§ **Teks Bacaan**
------------------------------
Terdakwa Kasus Novel Baswedan Divonis 1 Sampai 2 Tahun Penjara, Jokowi Diminta Bentuk Tim Usut Ulang
Tim Advokasi Novel Baswedan minta Jokowi bentuk TGPF (Tim Gabungan Pencari Fakta) untuk usut ulang kasus penyiraman air keras Novel Baswedan
Editor: Talitha Desena
TRIBUNNEWSMAKER.COM - Akhirnya dua orang terdakwa kasus penyiraman air keras terhadap Novel Baswedan, Rahmat Kadir Mahulette dan Rony Bugis menerima vonis akhir.
Majelis hakim Pengadilan Negeri Jakarta Utara menjatuhkan vonis terhadap dua penyerang Novel, masing-masing 2 tahun penjara untuk Rahmat Kadir dan Ronny Bugis 1 tahun 6 bulan penjara pada Kamis 25 Juni 2020.
Keduanya dinyatakan bersalah karena melanggar Pasal 353 Ayat (2) KUHP jo Pasal 55 Ayat (1) ke-1 KUHP, subsider Pasal 351 Ayat (2) KUHP jo Pasal 55 Ayat (1) ke-1 KUHP.
"Menjatuhkan pidana kepada terdakwa Ronny Bugis dengan pidana penjara selama satu tahun enam bulan. Menetapkan masa penetapan terdakwa dikurangi dari pidana yang dijatuhkan,"
"Menjatuhkan pidana kepada terdakwa Rahmat Kadir dengan pidana penjara selama dua tahun. Menetapkan masa penetapan terdakwa dikurangi dari pidana yang dijatuhkan," kata Ketua Majelis Hakim Djuyamto.
Novel Baswedan juga memberi reaksi terkait vonis pengadilan tersebut di akun Twitternya.
• Dua Penyerangnya Divonis Ringan, Novel Baswedan: Indonesia Bahaya Bagi Orang yang Berantas Korupsi
• Jelang Vonis Terdakwa Penyiram Air Keras, Novel Baswedan Tak Menaruh Harapan, Sebut Soal Sandiwara

Novel menilai putusan tersebut adalah akhir dari 'sandiwara pengadilan'.
“Sandiwara telah selesai sesuai dengan skenarionya.
Point pembelajarannya adalah Indonesia benar-benar berbahaya bagi orang yang berantas korupsi.
Selamat bapak Presiden @jokowi, Anda berhasil membuat pelaku kejahatan tetap bersembunyi, berkeliaran dan siap melakukannya lagi!” tulis Novel melalui akun Twitter @nazaqistsha, Jumat 17 Juli 2020.
Tim Advokasi Novel Baswedan meminta Presiden Joko Widodo membentuk Tim Gabungan Pencari Fakta, untuk mengusut ulang perkara penyerangan terhadap penyidik Komisi Pemberantasan Korupsi (KPK) itu.
"Pasca-putusan hakim, Presiden harus segera membentuk Tim Gabungan Pencari Fakta, menyelidiki ulang kasus penyiraman air keras yang menimpa penyidik KPK Novel Baswedan."
------------------------------
§ **Materi Tersedia**
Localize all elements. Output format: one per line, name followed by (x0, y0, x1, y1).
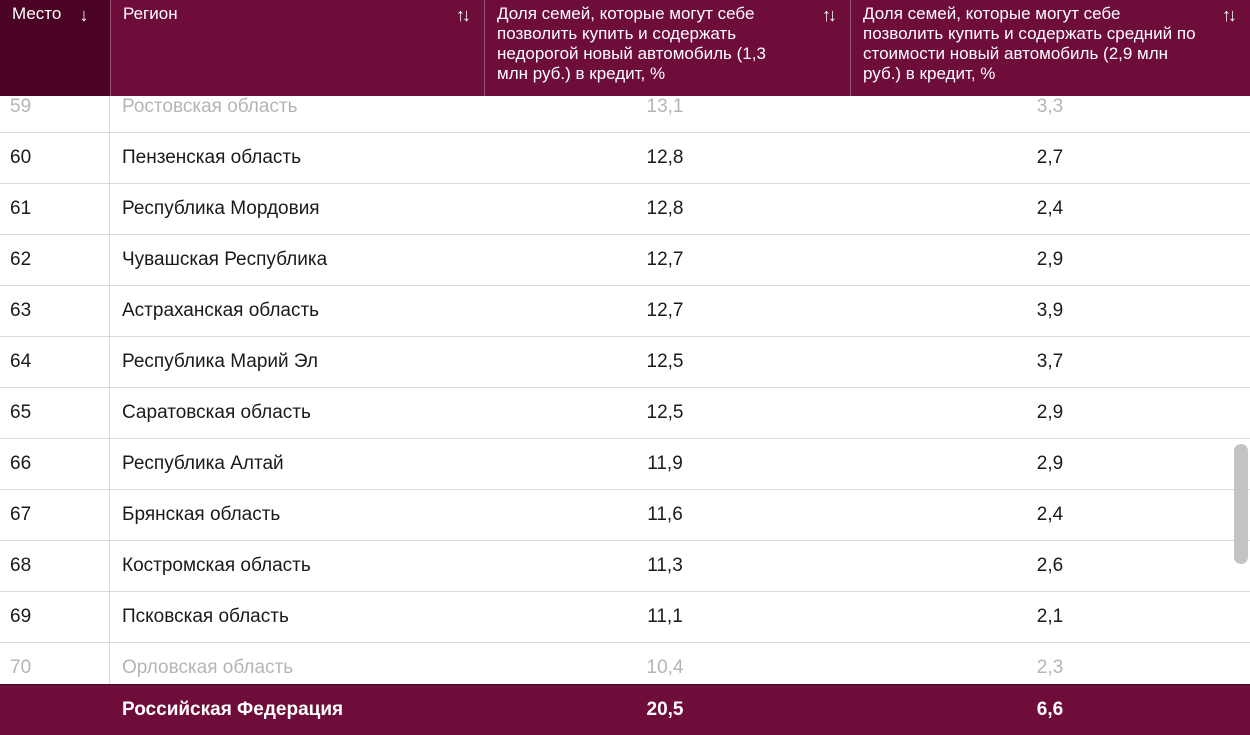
------------------------------
§ **Daftar Tugas**
(a) Jawablah pertanyaan berikut berdasarkan teks bacaan, dengan jawaban yang diberi tanda sama.
(i) Berapa lama hukuman penjara yang dijatuhkan kepada Rahmat Kadir?
(ii) Siapa Ketua Majelis Hakim yang membacakan putusan?
(iii) Melalui akun Twitter apa Novel Baswedan menuliskan reaksinya?
(b) Buatlah ringkasan teks bacaan dalam dua kalimat.
Materi di atas tidak diperlukan untuk mengerjakan tugas.

§ **Jawaban Berurutan**
(a)
(i) Dua tahun penjara.
(ii) Djuyamto.
(iii) @nazaqistsha.

(b) Majelis hakim Pengadilan Negeri Jakarta Utara menjatuhkan vonis dua tahun penjara kepada Rahmat Kadir dan satu tahun enam bulan penjara kepada Ronny Bugis dalam kasus penyiraman air keras terhadap Novel Baswedan. Novel menilai putusan itu sebagai akhir dari "sandiwara pengadilan", sedangkan Tim Advokasi Novel Baswedan meminta Presiden Joko Widodo membentuk Tim Gabungan Pencari Fakta untuk mengusut ulang kasus tersebut.